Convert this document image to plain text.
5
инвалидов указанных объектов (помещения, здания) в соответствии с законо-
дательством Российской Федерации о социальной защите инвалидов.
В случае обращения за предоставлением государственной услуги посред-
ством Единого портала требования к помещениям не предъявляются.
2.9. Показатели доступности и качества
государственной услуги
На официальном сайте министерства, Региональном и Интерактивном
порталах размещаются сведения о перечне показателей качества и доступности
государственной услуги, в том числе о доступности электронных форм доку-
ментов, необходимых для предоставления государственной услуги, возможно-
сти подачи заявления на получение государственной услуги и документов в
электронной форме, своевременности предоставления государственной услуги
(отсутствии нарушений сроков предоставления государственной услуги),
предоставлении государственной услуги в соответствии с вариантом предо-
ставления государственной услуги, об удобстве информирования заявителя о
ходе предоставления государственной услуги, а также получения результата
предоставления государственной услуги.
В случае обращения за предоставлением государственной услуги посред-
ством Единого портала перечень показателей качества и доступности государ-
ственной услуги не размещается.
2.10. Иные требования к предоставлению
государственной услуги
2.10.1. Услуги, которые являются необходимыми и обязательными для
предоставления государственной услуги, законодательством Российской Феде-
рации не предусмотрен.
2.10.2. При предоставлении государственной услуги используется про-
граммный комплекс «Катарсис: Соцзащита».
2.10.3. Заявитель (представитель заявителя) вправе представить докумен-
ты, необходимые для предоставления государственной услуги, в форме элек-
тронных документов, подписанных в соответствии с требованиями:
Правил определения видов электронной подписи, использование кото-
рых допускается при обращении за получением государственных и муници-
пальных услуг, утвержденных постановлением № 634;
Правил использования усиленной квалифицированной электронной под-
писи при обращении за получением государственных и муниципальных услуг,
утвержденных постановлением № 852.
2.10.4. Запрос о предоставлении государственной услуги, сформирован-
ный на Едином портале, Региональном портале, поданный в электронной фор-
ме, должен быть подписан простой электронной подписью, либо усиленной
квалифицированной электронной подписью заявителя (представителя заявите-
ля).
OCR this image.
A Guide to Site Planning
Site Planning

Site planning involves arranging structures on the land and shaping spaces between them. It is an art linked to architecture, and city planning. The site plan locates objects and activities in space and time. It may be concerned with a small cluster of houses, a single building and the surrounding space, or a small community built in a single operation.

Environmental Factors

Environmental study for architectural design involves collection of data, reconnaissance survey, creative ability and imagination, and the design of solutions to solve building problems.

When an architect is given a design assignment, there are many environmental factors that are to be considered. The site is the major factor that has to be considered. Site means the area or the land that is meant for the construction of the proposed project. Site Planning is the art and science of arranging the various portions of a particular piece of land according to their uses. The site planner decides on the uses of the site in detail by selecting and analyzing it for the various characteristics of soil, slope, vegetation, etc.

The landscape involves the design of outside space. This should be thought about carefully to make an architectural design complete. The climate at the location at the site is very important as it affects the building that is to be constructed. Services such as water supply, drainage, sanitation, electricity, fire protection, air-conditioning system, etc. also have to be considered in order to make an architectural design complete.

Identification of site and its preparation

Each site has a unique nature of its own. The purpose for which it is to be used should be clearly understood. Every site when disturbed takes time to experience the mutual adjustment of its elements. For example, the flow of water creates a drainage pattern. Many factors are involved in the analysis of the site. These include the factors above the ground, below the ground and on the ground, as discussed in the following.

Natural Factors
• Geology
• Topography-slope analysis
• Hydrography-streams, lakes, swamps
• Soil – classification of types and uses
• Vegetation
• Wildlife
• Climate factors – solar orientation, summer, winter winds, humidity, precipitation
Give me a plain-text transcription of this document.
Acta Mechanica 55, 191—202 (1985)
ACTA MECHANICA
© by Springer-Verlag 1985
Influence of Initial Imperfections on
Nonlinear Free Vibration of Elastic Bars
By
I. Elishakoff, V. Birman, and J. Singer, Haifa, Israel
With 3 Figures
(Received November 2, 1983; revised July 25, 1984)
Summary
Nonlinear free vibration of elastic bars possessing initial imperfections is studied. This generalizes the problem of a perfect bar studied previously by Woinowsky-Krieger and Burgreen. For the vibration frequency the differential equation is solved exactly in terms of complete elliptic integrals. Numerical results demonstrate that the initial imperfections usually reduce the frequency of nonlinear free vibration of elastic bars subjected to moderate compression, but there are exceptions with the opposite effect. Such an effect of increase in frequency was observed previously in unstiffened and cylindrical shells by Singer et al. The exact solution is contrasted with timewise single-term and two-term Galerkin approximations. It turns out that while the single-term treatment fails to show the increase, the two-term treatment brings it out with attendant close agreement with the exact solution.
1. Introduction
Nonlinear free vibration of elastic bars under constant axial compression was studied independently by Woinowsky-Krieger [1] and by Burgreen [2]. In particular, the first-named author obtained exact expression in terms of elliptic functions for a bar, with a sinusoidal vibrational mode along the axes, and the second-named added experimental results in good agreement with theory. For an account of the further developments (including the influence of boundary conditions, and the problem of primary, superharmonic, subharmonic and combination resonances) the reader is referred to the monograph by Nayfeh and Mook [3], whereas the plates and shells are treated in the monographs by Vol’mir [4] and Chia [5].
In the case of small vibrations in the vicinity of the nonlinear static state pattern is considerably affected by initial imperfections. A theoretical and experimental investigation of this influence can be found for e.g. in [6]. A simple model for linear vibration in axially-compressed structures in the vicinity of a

Work to do: Locate the word "arranging" in the data above. Copy every line carrying it.

Solution to this task:
Site planning involves arranging structures on the land and shaping spaces between them. It is an art linked to architecture, and city planning. The site plan locates objects and activities in space and time. It may be concerned with a small cluster of houses, a single building and the surrounding space, or a small community built in a single operation.
When an architect is given a design assignment, there are many environmental factors that are to be considered. The site is the major factor that has to be considered. Site means the area or the land that is meant for the construction of the proposed project. Site Planning is the art and science of arranging the various portions of a particular piece of land according to their uses. The site planner decides on the uses of the site in detail by selecting and analyzing it for the various characteristics of soil, slope, vegetation, etc.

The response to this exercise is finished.